# WHAT TO PRODUCE:
Search the listing for "document" and copy every line where it appears.

═══ SUPPLIED INFORMATION

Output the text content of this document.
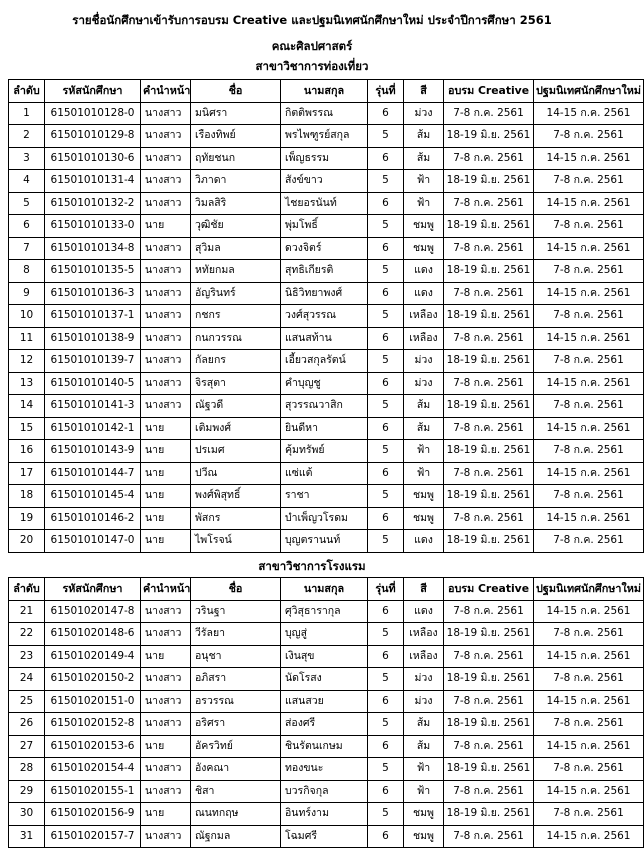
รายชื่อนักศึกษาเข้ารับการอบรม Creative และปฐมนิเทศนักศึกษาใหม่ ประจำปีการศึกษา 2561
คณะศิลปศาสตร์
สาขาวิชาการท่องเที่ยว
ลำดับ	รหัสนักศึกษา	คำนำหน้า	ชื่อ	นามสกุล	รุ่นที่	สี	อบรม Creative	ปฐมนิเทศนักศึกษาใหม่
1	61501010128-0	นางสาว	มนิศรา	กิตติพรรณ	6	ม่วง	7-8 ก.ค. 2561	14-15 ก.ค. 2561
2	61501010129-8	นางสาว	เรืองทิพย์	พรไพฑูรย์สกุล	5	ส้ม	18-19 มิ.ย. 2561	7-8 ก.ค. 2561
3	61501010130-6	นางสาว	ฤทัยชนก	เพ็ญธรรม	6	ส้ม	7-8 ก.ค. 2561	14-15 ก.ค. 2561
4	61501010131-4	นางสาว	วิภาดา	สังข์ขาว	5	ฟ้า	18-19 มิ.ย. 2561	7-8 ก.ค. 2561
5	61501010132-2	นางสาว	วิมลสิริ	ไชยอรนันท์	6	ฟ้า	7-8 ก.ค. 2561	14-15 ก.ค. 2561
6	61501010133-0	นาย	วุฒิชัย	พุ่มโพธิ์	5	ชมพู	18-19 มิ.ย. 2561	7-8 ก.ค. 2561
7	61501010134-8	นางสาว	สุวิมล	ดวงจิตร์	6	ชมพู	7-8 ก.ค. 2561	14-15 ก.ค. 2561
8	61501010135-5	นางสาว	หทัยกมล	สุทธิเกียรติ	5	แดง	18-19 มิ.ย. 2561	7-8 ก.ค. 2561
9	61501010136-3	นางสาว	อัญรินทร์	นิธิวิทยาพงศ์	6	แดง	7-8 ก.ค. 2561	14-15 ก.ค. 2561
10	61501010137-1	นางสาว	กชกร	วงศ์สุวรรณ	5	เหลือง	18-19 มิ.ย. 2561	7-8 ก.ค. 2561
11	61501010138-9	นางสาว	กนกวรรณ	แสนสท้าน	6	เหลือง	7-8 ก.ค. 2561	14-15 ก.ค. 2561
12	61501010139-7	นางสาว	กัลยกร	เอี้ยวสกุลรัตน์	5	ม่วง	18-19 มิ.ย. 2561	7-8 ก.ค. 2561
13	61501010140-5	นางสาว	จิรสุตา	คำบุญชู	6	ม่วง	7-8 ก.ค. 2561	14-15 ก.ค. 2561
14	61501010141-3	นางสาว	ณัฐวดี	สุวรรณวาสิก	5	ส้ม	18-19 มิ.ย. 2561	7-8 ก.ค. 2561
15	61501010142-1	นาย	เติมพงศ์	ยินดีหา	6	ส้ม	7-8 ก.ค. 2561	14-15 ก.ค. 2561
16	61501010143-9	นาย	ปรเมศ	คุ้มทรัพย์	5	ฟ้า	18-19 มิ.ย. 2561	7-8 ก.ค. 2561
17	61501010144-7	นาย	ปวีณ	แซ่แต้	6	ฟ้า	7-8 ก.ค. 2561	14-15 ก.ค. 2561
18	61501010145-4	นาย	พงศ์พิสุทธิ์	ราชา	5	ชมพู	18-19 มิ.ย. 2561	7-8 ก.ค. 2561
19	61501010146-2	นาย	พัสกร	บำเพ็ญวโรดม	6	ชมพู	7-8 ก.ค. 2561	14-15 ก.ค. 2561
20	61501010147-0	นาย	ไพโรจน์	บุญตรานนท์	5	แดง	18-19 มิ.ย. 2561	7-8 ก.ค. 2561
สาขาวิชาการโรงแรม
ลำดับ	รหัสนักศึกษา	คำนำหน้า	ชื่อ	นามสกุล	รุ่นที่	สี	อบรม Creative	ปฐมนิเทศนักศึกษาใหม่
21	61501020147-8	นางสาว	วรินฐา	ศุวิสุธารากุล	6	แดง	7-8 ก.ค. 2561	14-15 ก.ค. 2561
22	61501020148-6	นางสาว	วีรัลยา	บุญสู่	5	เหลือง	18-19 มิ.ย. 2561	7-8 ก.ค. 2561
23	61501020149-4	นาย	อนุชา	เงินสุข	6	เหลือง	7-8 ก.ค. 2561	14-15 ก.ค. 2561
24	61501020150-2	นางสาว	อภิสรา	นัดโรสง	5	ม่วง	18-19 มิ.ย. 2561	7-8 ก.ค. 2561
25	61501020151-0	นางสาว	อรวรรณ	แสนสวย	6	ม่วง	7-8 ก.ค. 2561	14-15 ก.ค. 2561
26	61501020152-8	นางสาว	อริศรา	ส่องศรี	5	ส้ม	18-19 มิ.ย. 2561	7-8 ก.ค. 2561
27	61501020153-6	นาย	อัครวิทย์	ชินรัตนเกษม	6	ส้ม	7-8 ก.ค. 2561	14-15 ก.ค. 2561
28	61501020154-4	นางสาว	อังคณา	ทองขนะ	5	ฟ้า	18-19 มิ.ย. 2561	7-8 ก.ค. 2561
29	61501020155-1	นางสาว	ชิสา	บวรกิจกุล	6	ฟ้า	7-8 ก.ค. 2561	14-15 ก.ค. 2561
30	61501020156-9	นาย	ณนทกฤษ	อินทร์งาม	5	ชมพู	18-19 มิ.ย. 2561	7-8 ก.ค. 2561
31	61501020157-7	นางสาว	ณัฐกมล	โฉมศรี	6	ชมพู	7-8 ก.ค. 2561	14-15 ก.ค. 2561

══════
═══ SUPPLIED INFORMATION

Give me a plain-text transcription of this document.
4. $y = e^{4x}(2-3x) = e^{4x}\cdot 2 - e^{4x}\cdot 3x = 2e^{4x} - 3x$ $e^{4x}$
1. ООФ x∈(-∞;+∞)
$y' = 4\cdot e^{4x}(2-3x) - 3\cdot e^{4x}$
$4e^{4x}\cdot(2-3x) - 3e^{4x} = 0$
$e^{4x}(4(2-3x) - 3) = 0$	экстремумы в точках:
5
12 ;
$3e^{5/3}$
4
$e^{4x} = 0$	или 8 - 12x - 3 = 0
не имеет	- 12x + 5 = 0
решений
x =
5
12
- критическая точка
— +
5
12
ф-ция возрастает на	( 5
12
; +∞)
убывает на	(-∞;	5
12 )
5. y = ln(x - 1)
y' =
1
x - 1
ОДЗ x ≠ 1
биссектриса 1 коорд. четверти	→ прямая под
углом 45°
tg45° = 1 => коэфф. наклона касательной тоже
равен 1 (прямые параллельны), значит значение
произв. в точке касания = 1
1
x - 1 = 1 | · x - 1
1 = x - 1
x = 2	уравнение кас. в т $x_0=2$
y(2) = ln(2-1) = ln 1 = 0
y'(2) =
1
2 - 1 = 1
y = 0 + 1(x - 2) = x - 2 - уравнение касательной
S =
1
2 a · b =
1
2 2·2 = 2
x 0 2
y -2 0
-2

══════

# EXERCISE ANSWER:
Output the text content of this document.
Give me a plain-text transcription of this document.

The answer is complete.